- Instructions for the task:
Output every line exactly as written. Leave out pictures.

- Data supplied:
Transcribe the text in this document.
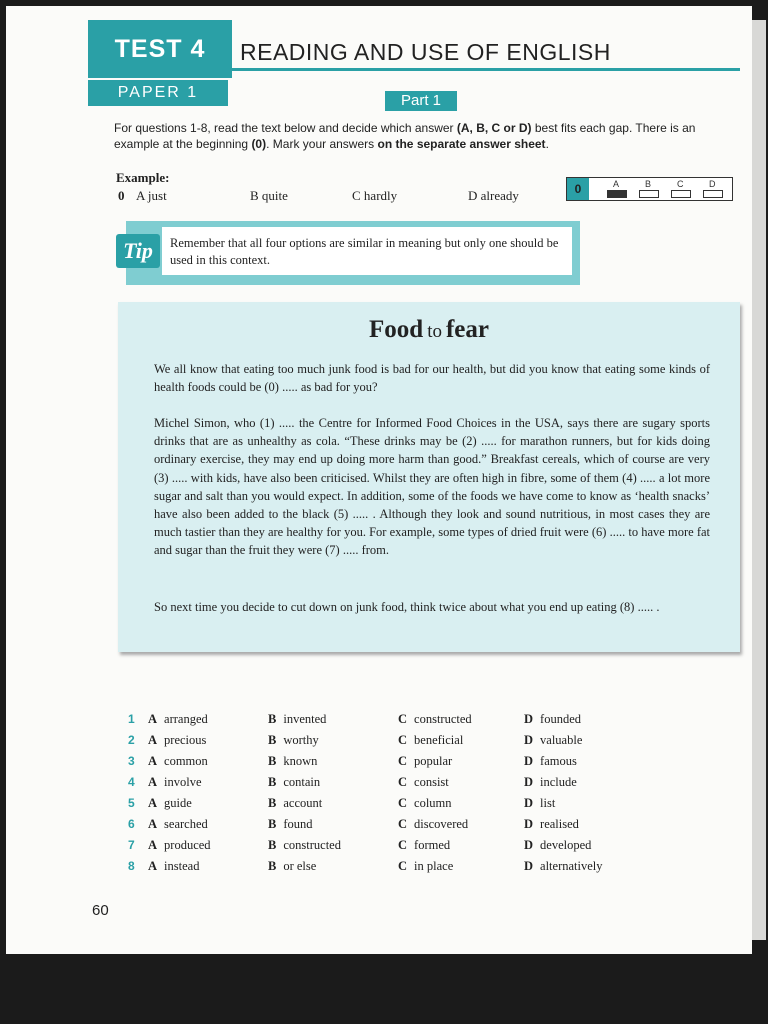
TEST 4
PAPER 1
READING AND USE OF ENGLISH
Part 1
For questions 1-8, read the text below and decide which answer (A, B, C or D) best fits each gap. There is an example at the beginning (0). Mark your answers on the separate answer sheet.
Example:
0 A just	B quite	C hardly	D already	0	A	B	C	D
Remember that all four options are similar in meaning but only one should be used in this context.
Tip
Food to fear
We all know that eating too much junk food is bad for our health, but did you know that eating some kinds of health foods could be (0) ..... as bad for you?
Michel Simon, who (1) ..... the Centre for Informed Food Choices in the USA, says there are sugary sports drinks that are as unhealthy as cola. “These drinks may be (2) ..... for marathon runners, but for kids doing ordinary exercise, they may end up doing more harm than good.” Breakfast cereals, which of course are very (3) ..... with kids, have also been criticised. Whilst they are often high in fibre, some of them (4) ..... a lot more sugar and salt than you would expect. In addition, some of the foods we have come to know as ‘health snacks’ have also been added to the black (5) ..... . Although they look and sound nutritious, in most cases they are much tastier than they are healthy for you. For example, some types of dried fruit were (6) ..... to have more fat and sugar than the fruit they were (7) ..... from.
So next time you decide to cut down on junk food, think twice about what you end up eating (8) ..... .
1	A arranged	B invented	C constructed	D founded
2	A precious	B worthy	C beneficial	D valuable
3	A common	B known	C popular	D famous
4	A involve	B contain	C consist	D include
5	A guide	B account	C column	D list
6	A searched	B found	C discovered	D realised
7	A produced	B constructed	C formed	D developed
8	A instead	B or else	C in place	D alternatively
60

- Task response:
Transcribe the text in this document.
TEST 4
PAPER 1
READING AND USE OF ENGLISH
Part 1
For questions 1-8, read the text below and decide which answer (A, B, C or D) best fits each gap. There is an example at the beginning (0). Mark your answers on the separate answer sheet.
Example:
0 A just	B quite	C hardly	D already	0	A	B	C	D
Remember that all four options are similar in meaning but only one should be used in this context.
Tip
Food to fear
We all know that eating too much junk food is bad for our health, but did you know that eating some kinds of health foods could be (0) ..... as bad for you?
Michel Simon, who (1) ..... the Centre for Informed Food Choices in the USA, says there are sugary sports drinks that are as unhealthy as cola. “These drinks may be (2) ..... for marathon runners, but for kids doing ordinary exercise, they may end up doing more harm than good.” Breakfast cereals, which of course are very (3) ..... with kids, have also been criticised. Whilst they are often high in fibre, some of them (4) ..... a lot more sugar and salt than you would expect. In addition, some of the foods we have come to know as ‘health snacks’ have also been added to the black (5) ..... . Although they look and sound nutritious, in most cases they are much tastier than they are healthy for you. For example, some types of dried fruit were (6) ..... to have more fat and sugar than the fruit they were (7) ..... from.
So next time you decide to cut down on junk food, think twice about what you end up eating (8) ..... .
1	A arranged	B invented	C constructed	D founded
2	A precious	B worthy	C beneficial	D valuable
3	A common	B known	C popular	D famous
4	A involve	B contain	C consist	D include
5	A guide	B account	C column	D list
6	A searched	B found	C discovered	D realised
7	A produced	B constructed	C formed	D developed
8	A instead	B or else	C in place	D alternatively
60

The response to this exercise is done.